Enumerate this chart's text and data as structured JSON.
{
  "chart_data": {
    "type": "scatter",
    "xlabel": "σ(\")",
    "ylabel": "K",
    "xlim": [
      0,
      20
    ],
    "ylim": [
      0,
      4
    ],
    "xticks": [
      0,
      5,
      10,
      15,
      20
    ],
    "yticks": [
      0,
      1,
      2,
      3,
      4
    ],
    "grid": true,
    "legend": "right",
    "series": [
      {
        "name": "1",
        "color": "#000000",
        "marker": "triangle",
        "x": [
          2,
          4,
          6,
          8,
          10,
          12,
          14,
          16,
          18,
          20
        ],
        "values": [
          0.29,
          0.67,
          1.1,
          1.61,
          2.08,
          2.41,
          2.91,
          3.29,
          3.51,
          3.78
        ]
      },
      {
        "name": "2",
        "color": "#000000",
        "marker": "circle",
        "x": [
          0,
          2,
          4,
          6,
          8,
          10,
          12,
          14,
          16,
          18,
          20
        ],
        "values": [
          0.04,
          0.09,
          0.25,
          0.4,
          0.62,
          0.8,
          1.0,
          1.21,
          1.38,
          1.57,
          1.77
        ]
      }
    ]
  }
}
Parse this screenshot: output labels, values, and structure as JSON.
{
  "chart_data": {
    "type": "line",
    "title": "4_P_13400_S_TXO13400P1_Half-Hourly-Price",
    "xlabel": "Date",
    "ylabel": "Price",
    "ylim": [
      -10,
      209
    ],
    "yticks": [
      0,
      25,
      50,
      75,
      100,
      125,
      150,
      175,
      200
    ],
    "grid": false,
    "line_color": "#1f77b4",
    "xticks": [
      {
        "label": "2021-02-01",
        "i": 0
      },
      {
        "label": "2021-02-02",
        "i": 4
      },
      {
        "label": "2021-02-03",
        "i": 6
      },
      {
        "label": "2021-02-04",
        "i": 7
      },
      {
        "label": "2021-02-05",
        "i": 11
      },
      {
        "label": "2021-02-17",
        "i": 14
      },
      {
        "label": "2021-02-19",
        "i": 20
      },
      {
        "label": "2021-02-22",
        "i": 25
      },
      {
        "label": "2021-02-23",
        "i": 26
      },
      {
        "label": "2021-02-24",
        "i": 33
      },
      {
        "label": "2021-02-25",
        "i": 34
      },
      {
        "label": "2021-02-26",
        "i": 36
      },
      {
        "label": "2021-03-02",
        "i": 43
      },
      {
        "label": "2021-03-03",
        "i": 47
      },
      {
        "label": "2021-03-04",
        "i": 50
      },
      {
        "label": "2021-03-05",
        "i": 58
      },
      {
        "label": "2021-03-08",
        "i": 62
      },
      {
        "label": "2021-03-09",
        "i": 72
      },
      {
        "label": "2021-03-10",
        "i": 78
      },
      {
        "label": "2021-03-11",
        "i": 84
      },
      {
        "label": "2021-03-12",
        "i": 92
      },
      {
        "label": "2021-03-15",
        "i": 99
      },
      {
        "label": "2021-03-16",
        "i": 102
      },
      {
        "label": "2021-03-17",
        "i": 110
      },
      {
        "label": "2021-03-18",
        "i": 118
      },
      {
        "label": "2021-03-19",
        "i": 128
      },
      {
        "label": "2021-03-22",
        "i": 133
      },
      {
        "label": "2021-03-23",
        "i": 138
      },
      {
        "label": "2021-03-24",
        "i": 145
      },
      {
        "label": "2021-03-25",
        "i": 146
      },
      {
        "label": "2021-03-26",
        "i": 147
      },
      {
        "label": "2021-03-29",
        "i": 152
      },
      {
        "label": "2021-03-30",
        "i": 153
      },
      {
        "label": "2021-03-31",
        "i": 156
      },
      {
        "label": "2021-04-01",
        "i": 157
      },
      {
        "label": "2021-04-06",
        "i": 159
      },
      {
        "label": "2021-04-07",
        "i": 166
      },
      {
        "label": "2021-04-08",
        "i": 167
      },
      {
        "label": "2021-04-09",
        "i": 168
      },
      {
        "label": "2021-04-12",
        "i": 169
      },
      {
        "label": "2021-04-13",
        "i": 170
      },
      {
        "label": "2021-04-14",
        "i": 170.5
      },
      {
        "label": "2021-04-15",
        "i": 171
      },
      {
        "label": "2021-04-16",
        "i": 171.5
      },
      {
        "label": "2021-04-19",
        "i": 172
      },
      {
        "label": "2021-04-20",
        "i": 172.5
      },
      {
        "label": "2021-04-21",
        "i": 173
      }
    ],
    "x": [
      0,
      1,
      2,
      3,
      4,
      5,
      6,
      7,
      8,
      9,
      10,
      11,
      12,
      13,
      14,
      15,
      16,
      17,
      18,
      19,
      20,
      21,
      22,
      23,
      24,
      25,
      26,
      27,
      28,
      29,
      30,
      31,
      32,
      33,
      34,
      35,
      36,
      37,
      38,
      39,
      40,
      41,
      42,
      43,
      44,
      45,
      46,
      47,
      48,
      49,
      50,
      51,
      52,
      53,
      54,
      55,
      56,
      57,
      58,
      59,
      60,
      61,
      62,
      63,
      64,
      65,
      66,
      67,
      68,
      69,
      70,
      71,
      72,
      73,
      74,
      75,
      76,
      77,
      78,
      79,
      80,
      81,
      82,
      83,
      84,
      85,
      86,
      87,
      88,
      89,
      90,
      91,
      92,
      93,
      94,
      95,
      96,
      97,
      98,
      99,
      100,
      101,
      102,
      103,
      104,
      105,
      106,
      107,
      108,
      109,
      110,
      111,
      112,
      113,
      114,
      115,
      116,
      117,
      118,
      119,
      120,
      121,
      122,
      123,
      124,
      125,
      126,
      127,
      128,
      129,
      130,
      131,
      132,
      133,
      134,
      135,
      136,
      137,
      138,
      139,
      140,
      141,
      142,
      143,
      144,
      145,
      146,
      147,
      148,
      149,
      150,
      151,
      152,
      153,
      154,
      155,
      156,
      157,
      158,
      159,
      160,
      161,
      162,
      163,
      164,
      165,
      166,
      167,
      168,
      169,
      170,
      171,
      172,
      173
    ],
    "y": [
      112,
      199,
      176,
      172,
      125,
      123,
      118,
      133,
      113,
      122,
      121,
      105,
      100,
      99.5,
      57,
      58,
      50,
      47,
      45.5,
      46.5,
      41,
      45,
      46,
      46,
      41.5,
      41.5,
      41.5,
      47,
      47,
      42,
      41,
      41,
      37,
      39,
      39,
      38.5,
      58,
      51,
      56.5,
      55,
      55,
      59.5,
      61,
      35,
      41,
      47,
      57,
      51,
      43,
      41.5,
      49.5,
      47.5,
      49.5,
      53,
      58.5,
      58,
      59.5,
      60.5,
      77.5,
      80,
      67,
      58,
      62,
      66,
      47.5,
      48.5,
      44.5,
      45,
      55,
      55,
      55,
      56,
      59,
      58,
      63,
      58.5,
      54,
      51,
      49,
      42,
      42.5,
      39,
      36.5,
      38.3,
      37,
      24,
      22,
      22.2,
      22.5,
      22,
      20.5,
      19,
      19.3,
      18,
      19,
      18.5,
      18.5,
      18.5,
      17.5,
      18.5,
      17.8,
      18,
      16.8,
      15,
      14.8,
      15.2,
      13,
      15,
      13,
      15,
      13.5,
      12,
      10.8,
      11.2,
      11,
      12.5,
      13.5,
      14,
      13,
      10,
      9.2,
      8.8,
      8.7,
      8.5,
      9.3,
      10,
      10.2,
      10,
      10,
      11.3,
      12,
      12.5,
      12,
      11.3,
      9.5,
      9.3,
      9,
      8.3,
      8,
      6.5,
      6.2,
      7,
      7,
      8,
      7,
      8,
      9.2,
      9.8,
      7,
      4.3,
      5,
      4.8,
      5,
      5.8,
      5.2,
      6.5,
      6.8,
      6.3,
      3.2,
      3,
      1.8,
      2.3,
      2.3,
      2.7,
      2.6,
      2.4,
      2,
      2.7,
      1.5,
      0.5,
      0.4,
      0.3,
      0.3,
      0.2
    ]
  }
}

:::::

# Job
Gather all lines from the listing above in which "this" occurs.

# Result of the task
Enumerate this chart's text and data as structured JSON.
Parse this screenshot: output labels, values, and structure as JSON.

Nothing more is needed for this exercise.